• [Material for the task]
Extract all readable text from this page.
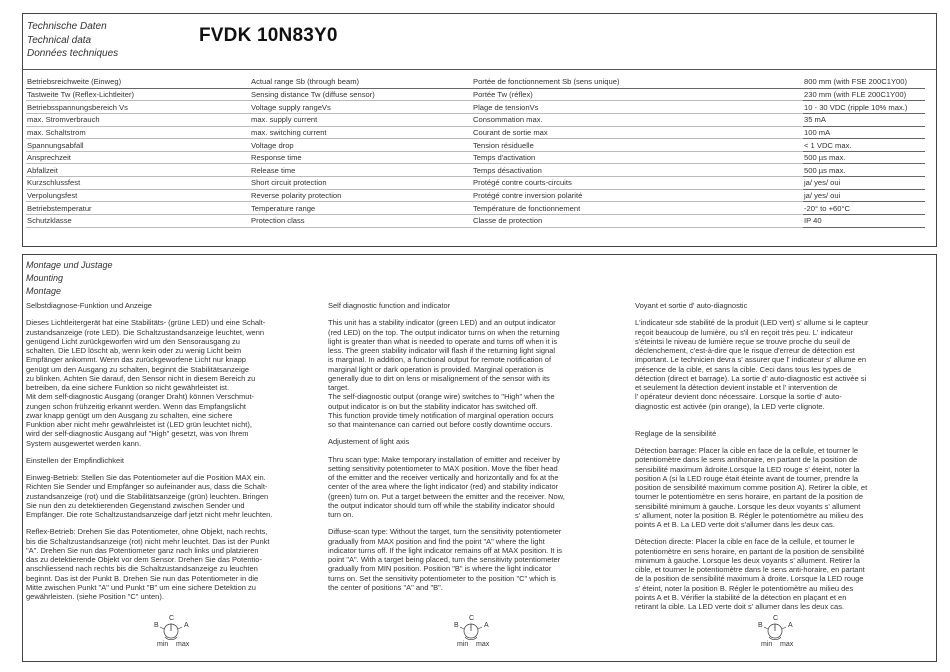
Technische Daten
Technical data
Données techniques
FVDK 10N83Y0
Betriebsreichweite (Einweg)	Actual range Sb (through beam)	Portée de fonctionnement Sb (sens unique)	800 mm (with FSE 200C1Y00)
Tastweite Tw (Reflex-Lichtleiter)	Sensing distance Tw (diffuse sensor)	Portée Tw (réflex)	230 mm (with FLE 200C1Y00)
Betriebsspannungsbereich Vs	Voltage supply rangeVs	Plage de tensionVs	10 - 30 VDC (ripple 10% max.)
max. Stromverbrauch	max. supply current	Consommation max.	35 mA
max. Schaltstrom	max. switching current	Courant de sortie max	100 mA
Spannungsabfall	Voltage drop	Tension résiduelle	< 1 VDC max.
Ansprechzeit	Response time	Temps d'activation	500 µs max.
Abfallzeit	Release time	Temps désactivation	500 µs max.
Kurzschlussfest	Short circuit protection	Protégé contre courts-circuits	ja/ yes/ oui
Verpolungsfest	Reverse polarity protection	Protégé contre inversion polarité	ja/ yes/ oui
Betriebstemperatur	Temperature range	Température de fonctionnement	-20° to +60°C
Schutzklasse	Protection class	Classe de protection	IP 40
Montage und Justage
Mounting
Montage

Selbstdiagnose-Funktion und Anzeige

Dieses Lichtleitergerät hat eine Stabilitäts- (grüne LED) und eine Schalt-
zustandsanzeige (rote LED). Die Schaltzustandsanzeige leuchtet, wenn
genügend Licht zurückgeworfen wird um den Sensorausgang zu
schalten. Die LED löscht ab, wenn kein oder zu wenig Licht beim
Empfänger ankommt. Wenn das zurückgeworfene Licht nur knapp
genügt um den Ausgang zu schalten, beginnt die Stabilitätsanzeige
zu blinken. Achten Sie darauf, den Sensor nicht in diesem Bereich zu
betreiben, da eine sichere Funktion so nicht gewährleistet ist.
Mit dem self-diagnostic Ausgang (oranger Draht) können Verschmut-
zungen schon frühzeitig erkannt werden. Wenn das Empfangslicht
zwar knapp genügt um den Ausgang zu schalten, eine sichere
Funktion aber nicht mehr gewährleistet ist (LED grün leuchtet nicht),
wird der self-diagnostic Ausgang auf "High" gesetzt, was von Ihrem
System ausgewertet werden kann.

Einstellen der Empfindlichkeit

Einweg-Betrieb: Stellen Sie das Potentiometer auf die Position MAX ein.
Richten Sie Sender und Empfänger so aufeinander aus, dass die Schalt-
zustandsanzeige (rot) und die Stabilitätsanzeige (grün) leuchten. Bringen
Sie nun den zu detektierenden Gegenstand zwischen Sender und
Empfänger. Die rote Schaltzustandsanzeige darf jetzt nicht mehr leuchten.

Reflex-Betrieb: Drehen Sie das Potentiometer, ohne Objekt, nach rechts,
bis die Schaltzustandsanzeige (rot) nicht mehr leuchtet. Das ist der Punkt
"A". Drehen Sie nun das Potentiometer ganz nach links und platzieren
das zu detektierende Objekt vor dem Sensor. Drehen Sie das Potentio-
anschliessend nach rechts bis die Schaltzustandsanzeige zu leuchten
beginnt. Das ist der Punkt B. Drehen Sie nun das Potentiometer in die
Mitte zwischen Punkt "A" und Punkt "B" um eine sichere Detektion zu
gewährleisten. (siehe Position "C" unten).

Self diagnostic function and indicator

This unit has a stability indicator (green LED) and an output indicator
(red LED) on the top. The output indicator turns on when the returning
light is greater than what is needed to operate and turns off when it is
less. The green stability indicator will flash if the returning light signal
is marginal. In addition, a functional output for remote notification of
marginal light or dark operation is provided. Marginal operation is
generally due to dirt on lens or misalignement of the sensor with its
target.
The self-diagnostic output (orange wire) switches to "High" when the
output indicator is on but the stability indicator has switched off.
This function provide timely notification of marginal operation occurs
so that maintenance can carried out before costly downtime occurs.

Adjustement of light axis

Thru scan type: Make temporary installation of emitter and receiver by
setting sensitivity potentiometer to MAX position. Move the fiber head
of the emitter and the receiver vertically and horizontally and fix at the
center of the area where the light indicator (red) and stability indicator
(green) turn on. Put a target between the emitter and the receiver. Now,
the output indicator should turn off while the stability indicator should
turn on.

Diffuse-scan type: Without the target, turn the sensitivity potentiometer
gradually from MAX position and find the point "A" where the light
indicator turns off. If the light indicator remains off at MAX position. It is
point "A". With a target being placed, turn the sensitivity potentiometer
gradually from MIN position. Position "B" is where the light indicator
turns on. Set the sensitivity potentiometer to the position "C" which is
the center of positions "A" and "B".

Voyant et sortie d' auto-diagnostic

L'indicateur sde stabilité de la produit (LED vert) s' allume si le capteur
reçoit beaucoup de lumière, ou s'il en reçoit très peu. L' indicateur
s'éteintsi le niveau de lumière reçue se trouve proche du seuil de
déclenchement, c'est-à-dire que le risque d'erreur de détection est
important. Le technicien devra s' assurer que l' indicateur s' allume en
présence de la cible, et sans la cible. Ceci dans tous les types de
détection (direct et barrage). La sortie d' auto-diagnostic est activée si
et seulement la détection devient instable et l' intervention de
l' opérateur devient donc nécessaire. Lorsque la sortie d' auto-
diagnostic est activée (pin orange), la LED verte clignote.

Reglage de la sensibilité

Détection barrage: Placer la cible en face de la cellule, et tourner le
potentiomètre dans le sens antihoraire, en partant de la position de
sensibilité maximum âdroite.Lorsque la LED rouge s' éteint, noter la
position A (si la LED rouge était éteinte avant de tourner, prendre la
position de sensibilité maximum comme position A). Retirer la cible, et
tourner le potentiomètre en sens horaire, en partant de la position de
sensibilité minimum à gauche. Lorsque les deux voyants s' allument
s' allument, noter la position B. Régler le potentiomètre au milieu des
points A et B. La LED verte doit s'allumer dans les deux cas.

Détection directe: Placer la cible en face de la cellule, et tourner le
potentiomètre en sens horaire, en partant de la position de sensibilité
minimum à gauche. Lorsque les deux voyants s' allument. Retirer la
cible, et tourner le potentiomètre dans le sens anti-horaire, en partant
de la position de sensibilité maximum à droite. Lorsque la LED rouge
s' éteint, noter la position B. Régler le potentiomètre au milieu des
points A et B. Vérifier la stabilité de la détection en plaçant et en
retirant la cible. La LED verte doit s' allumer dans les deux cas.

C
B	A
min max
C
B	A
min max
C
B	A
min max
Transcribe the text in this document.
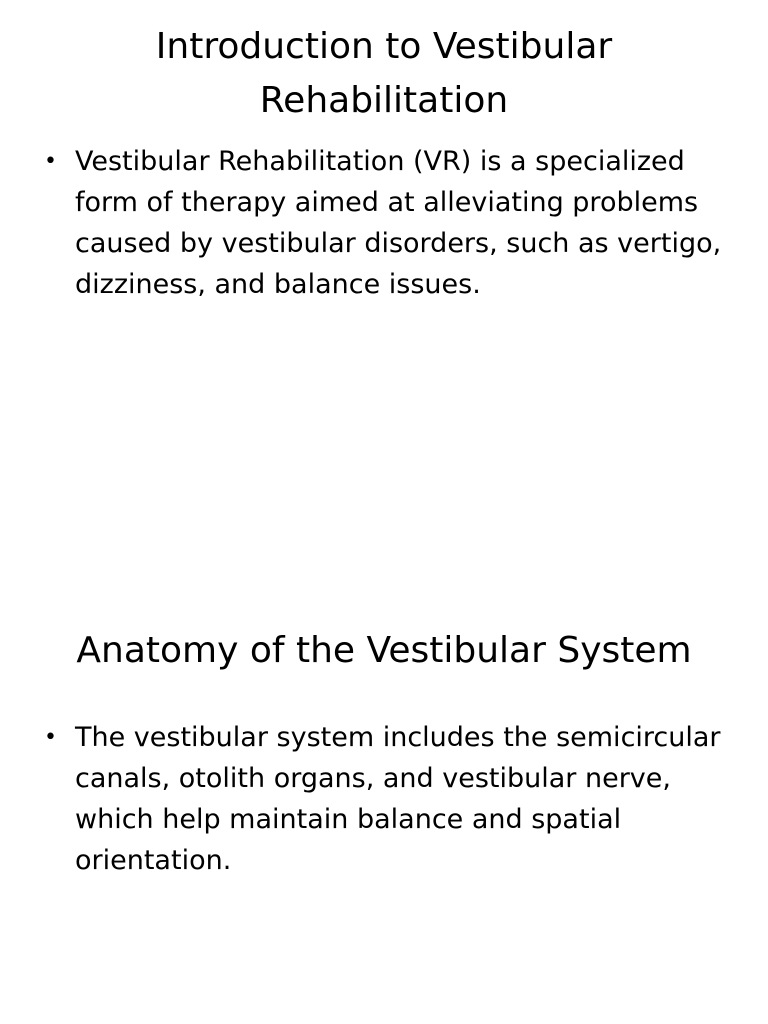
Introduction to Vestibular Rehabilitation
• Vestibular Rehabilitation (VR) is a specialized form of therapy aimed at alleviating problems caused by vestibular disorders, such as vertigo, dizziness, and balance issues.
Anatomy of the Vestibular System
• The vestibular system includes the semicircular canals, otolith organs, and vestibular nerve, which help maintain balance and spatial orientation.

• [Stated goal] Pick out the lines above containing the word "Régler", then copy them.

• [Full answer]
s' allument, noter la position B. Régler le potentiomètre au milieu des
s' éteint, noter la position B. Régler le potentiomètre au milieu des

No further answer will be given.